Given exercise: Tally the lines holding the string "libros" and reply with that number alone.

───

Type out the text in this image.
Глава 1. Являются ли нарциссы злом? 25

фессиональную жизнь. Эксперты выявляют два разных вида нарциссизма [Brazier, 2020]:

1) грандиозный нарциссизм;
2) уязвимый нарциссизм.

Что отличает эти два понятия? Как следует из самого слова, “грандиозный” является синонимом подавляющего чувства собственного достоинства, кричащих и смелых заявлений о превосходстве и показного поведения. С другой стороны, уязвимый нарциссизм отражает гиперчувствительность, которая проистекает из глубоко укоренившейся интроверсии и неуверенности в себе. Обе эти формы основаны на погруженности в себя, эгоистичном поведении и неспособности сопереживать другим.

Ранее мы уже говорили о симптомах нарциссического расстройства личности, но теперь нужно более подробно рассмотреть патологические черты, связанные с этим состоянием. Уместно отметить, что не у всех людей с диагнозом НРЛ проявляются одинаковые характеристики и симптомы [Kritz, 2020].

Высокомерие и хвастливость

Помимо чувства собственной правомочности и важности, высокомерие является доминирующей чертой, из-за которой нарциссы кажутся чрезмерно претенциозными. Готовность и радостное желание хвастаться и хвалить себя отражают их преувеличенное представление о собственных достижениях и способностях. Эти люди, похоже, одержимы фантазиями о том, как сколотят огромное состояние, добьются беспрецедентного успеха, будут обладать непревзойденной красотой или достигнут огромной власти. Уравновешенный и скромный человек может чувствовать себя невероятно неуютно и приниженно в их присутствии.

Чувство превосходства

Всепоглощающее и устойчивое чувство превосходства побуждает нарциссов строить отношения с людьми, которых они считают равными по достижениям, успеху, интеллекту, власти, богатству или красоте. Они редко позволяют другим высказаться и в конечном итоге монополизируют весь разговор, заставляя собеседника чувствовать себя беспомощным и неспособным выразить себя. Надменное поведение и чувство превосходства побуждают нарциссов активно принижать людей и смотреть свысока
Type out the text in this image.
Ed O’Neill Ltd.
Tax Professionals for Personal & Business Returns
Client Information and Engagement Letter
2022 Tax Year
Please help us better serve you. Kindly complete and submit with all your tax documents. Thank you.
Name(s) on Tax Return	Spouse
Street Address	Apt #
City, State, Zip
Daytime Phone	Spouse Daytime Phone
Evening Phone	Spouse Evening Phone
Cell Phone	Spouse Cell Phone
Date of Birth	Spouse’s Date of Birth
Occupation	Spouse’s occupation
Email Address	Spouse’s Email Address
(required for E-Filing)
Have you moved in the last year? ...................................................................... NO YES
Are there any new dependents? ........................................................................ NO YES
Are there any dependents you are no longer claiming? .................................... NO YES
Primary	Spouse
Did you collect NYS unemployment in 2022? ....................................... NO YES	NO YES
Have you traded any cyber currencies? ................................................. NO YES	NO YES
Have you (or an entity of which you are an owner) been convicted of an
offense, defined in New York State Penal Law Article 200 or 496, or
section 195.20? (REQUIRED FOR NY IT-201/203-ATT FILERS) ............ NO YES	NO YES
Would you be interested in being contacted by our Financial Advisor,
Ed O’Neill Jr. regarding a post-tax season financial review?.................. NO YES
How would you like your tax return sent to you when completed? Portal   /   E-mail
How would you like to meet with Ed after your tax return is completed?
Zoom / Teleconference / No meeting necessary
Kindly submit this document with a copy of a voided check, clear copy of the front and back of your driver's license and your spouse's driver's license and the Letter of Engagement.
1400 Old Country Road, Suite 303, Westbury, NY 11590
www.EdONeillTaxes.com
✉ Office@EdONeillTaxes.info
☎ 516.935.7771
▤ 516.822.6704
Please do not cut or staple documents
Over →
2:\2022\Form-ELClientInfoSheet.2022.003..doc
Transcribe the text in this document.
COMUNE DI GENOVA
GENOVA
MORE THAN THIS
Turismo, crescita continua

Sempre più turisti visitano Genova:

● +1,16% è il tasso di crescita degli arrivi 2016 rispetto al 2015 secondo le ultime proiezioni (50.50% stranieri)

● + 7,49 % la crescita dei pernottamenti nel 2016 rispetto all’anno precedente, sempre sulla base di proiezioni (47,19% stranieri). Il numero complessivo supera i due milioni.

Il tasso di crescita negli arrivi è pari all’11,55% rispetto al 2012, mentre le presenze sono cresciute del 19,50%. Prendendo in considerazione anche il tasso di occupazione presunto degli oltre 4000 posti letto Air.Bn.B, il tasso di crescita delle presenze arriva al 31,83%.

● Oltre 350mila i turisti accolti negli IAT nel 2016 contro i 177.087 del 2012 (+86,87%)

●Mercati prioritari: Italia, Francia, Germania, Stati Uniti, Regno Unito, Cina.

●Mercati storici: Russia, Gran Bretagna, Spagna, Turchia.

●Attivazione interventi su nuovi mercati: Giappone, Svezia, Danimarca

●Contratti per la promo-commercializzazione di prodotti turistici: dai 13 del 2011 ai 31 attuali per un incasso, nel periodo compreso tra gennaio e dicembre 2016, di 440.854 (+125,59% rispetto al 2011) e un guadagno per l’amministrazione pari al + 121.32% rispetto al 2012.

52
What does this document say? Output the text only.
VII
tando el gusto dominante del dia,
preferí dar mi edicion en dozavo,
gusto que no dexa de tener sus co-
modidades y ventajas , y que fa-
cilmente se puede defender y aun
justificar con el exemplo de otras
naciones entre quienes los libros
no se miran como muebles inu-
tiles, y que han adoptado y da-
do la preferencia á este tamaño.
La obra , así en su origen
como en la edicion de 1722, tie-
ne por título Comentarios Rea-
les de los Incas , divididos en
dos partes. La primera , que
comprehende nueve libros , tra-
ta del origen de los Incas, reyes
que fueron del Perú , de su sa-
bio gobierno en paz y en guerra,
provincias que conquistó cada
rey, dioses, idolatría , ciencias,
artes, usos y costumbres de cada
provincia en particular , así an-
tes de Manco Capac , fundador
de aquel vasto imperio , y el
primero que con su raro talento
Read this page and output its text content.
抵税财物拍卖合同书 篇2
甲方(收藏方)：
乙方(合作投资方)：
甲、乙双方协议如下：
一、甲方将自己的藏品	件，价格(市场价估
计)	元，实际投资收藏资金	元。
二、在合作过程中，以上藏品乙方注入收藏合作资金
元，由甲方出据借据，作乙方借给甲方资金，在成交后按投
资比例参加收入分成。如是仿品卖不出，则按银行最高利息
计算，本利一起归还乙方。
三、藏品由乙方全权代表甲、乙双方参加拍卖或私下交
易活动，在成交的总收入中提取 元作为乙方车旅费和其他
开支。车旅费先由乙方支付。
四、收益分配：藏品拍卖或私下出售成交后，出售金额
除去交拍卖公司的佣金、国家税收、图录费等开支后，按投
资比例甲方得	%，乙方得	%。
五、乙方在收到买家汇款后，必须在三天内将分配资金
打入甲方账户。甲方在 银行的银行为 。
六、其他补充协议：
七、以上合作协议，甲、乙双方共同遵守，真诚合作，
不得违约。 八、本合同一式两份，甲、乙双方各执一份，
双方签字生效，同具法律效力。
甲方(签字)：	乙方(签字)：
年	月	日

───

Task result: 2